• [Written problem] Gather from the listing below each line that includes the word "推进国家治理体系和治理能力现代化作出自己的贡献", and copy it.

※

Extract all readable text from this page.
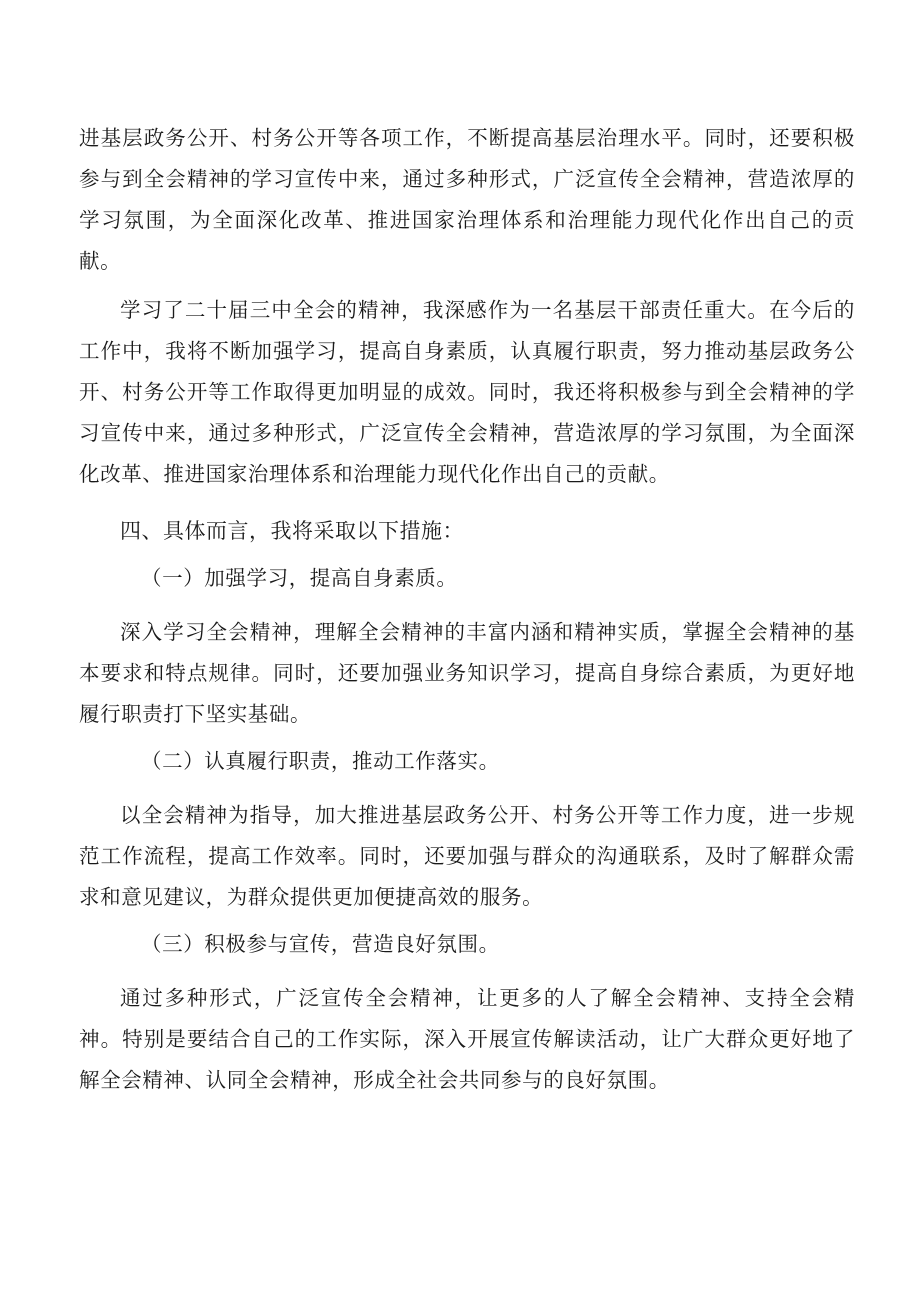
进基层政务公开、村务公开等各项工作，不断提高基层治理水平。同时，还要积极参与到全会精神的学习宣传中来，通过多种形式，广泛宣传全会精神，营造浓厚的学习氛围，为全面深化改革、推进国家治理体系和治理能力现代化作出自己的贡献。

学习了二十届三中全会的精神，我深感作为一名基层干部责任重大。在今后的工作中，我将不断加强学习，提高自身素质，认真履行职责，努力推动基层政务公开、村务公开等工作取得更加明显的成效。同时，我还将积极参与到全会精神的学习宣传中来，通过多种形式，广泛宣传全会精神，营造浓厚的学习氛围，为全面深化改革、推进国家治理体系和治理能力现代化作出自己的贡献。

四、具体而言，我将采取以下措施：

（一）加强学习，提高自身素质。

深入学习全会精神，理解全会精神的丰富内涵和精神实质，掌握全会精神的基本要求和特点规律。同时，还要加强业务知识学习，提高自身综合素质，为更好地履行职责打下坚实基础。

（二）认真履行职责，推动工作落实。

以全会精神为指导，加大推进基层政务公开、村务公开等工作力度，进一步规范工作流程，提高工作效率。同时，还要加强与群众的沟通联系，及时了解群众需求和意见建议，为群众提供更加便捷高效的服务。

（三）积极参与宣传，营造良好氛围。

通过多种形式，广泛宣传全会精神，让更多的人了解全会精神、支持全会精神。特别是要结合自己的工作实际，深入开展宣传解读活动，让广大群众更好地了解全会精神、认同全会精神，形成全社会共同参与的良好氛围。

※

• [Task response]
进基层政务公开、村务公开等各项工作，不断提高基层治理水平。同时，还要积极参与到全会精神的学习宣传中来，通过多种形式，广泛宣传全会精神，营造浓厚的学习氛围，为全面深化改革、推进国家治理体系和治理能力现代化作出自己的贡献。
学习了二十届三中全会的精神，我深感作为一名基层干部责任重大。在今后的工作中，我将不断加强学习，提高自身素质，认真履行职责，努力推动基层政务公开、村务公开等工作取得更加明显的成效。同时，我还将积极参与到全会精神的学习宣传中来，通过多种形式，广泛宣传全会精神，营造浓厚的学习氛围，为全面深化改革、推进国家治理体系和治理能力现代化作出自己的贡献。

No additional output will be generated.